● EXERCISE TASK:
Copy the lines below character for character, from the line containing "maximize-button[interactable] bbox=[744, 8, 765, 29]" through the line containing "task-delete-folder[interactable]: Удалить папку", inclusive.

● RECORDS:
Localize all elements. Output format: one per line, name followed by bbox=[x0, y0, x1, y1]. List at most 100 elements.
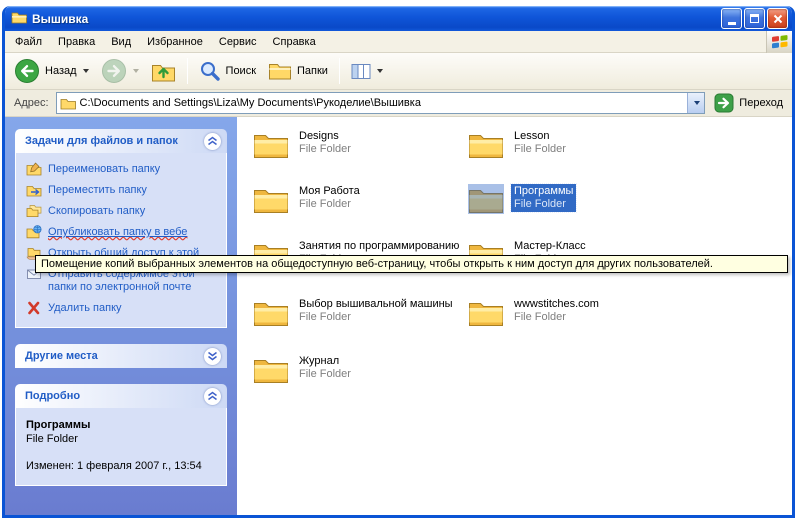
maximize-button[interactable] bbox=[744, 8, 765, 29]
file-type: File Folder bbox=[299, 198, 360, 211]
window-body: Задачи для файлов и папок Переименовать … bbox=[5, 117, 792, 515]
minimize-icon bbox=[728, 22, 736, 25]
task-label[interactable]: Переименовать папку bbox=[48, 163, 160, 176]
file-tile-selected[interactable]: ПрограммыFile Folder bbox=[468, 184, 576, 214]
back-dropdown-icon bbox=[83, 69, 89, 73]
file-name: Занятия по программированию bbox=[299, 240, 459, 253]
back-button[interactable]: Назад bbox=[9, 55, 94, 87]
file-tasks-header[interactable]: Задачи для файлов и папок bbox=[15, 129, 227, 153]
titlebar[interactable]: Вышивка bbox=[5, 6, 792, 31]
file-type: File Folder bbox=[299, 143, 351, 156]
other-places-header[interactable]: Другие места bbox=[15, 344, 227, 368]
up-button[interactable] bbox=[146, 57, 181, 86]
go-button[interactable]: Переход bbox=[712, 93, 785, 113]
file-name: Designs bbox=[299, 130, 351, 143]
file-name: Lesson bbox=[514, 130, 566, 143]
details-file-type: File Folder bbox=[26, 432, 220, 446]
back-label: Назад bbox=[45, 65, 77, 77]
task-copy-folder[interactable]: Скопировать папку bbox=[26, 205, 220, 218]
task-move-folder[interactable]: Переместить папку bbox=[26, 184, 220, 197]
file-name: Программы bbox=[514, 185, 573, 198]
close-icon bbox=[773, 14, 783, 24]
file-tile[interactable]: LessonFile Folder bbox=[468, 129, 569, 159]
file-tile[interactable]: DesignsFile Folder bbox=[253, 129, 354, 159]
file-type: File Folder bbox=[299, 311, 453, 324]
file-tile[interactable]: Моя РаботаFile Folder bbox=[253, 184, 363, 214]
task-delete-folder[interactable]: Удалить папку bbox=[26, 302, 220, 315]
file-name: Выбор вышивальной машины bbox=[299, 298, 453, 311]
forward-icon bbox=[101, 58, 127, 84]
close-button[interactable] bbox=[767, 8, 788, 29]
menu-help[interactable]: Справка bbox=[265, 33, 324, 51]
menubar: Файл Правка Вид Избранное Сервис Справка bbox=[5, 31, 792, 53]
collapse-chevron-icon[interactable] bbox=[204, 388, 221, 405]
publish-folder-link[interactable]: Опубликовать папку в вебе bbox=[48, 226, 187, 238]
file-tile[interactable]: Выбор вышивальной машиныFile Folder bbox=[253, 297, 456, 327]
folder-icon[interactable] bbox=[253, 129, 289, 159]
task-label[interactable]: Переместить папку bbox=[48, 184, 147, 197]
task-label[interactable]: Скопировать папку bbox=[48, 205, 145, 218]
screenshot-root: Вышивка Файл Правка Вид Избранное Сервис… bbox=[0, 0, 796, 521]
file-name: Мастер-Класс bbox=[514, 240, 586, 253]
menu-view[interactable]: Вид bbox=[103, 33, 139, 51]
file-type: File Folder bbox=[514, 198, 573, 211]
delete-icon bbox=[26, 301, 42, 315]
collapse-chevron-icon[interactable] bbox=[204, 133, 221, 150]
toolbar-separator bbox=[187, 58, 188, 84]
window-title: Вышивка bbox=[32, 12, 716, 26]
copy-folder-icon bbox=[26, 204, 42, 218]
search-button[interactable]: Поиск bbox=[194, 57, 261, 85]
folder-icon[interactable] bbox=[253, 184, 289, 214]
folder-icon[interactable] bbox=[253, 297, 289, 327]
task-rename-folder[interactable]: Переименовать папку bbox=[26, 163, 220, 176]
address-folder-icon bbox=[60, 97, 76, 110]
task-pane: Задачи для файлов и папок Переименовать … bbox=[5, 117, 237, 515]
menu-favorites[interactable]: Избранное bbox=[139, 33, 211, 51]
folders-icon bbox=[268, 61, 292, 81]
details-body: Программы File Folder Изменен: 1 февраля… bbox=[15, 408, 227, 486]
menu-file[interactable]: Файл bbox=[7, 33, 50, 51]
views-dropdown-icon bbox=[377, 69, 383, 73]
menu-tools[interactable]: Сервис bbox=[211, 33, 265, 51]
folder-icon[interactable] bbox=[253, 354, 289, 384]
address-dropdown-button[interactable] bbox=[687, 93, 704, 113]
toolbar-separator bbox=[339, 58, 340, 84]
views-button[interactable] bbox=[346, 60, 388, 83]
file-tasks-body: Переименовать папку Переместить папку bbox=[15, 153, 227, 328]
file-tile[interactable]: ЖурналFile Folder bbox=[253, 354, 354, 384]
folder-icon[interactable] bbox=[468, 297, 504, 327]
address-input[interactable]: C:\Documents and Settings\Liza\My Docume… bbox=[56, 92, 706, 114]
menu-edit[interactable]: Правка bbox=[50, 33, 103, 51]
folder-icon[interactable] bbox=[468, 184, 504, 214]
forward-button[interactable] bbox=[96, 55, 144, 87]
expand-chevron-icon[interactable] bbox=[204, 348, 221, 365]
tooltip: Помещение копий выбранных элементов на о… bbox=[35, 255, 788, 273]
file-tile[interactable]: wwwstitches.comFile Folder bbox=[468, 297, 602, 327]
file-list[interactable]: DesignsFile Folder LessonFile Folder Моя… bbox=[237, 117, 792, 515]
task-label[interactable]: Удалить папку bbox=[48, 302, 122, 315]
details-file-name: Программы bbox=[26, 418, 220, 432]
file-type: File Folder bbox=[514, 143, 566, 156]
address-label: Адрес: bbox=[14, 97, 49, 109]
file-name: Моя Работа bbox=[299, 185, 360, 198]
folders-label: Папки bbox=[297, 65, 328, 77]
folders-button[interactable]: Папки bbox=[263, 58, 333, 84]
folder-up-icon bbox=[151, 60, 176, 83]
details-modified: Изменен: 1 февраля 2007 г., 13:54 bbox=[26, 459, 220, 473]
address-value: C:\Documents and Settings\Liza\My Docume… bbox=[80, 97, 421, 109]
folder-icon[interactable] bbox=[468, 129, 504, 159]
address-bar: Адрес: C:\Documents and Settings\Liza\My… bbox=[5, 90, 792, 117]
other-places-pane: Другие места bbox=[15, 344, 227, 368]
file-tasks-pane: Задачи для файлов и папок Переименовать … bbox=[15, 129, 227, 328]
minimize-button[interactable] bbox=[721, 8, 742, 29]
chevron-down-icon bbox=[694, 101, 700, 105]
search-label: Поиск bbox=[226, 65, 256, 77]
toolbar: Назад Поиск Папки bbox=[5, 53, 792, 90]
back-icon bbox=[14, 58, 40, 84]
file-type: File Folder bbox=[514, 311, 599, 324]
move-folder-icon bbox=[26, 183, 42, 197]
folder-window-icon bbox=[11, 10, 27, 27]
details-pane: Подробно Программы File Folder Изменен: … bbox=[15, 384, 227, 486]
task-publish-folder[interactable]: Опубликовать папку в вебе bbox=[26, 226, 220, 239]
details-header[interactable]: Подробно bbox=[15, 384, 227, 408]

● ANSWER:
maximize-button[interactable] bbox=[744, 8, 765, 29]
file-type: File Folder bbox=[299, 198, 360, 211]
window-body: Задачи для файлов и папок Переименовать … bbox=[5, 117, 792, 515]
minimize-icon bbox=[728, 22, 736, 25]
task-label[interactable]: Переименовать папку bbox=[48, 163, 160, 176]
file-tile-selected[interactable]: ПрограммыFile Folder bbox=[468, 184, 576, 214]
back-dropdown-icon bbox=[83, 69, 89, 73]
file-name: Занятия по программированию bbox=[299, 240, 459, 253]
back-button[interactable]: Назад bbox=[9, 55, 94, 87]
file-tasks-header[interactable]: Задачи для файлов и папок bbox=[15, 129, 227, 153]
titlebar[interactable]: Вышивка bbox=[5, 6, 792, 31]
file-type: File Folder bbox=[299, 143, 351, 156]
other-places-header[interactable]: Другие места bbox=[15, 344, 227, 368]
up-button[interactable] bbox=[146, 57, 181, 86]
go-button[interactable]: Переход bbox=[712, 93, 785, 113]
file-name: Designs bbox=[299, 130, 351, 143]
file-name: Lesson bbox=[514, 130, 566, 143]
details-file-type: File Folder bbox=[26, 432, 220, 446]
back-label: Назад bbox=[45, 65, 77, 77]
task-copy-folder[interactable]: Скопировать папку bbox=[26, 205, 220, 218]
task-move-folder[interactable]: Переместить папку bbox=[26, 184, 220, 197]
file-name: Программы bbox=[514, 185, 573, 198]
close-icon bbox=[773, 14, 783, 24]
file-tile[interactable]: LessonFile Folder bbox=[468, 129, 569, 159]
file-tile[interactable]: DesignsFile Folder bbox=[253, 129, 354, 159]
file-type: File Folder bbox=[299, 311, 453, 324]
file-tile[interactable]: Моя РаботаFile Folder bbox=[253, 184, 363, 214]
task-delete-folder[interactable]: Удалить папку bbox=[26, 302, 220, 315]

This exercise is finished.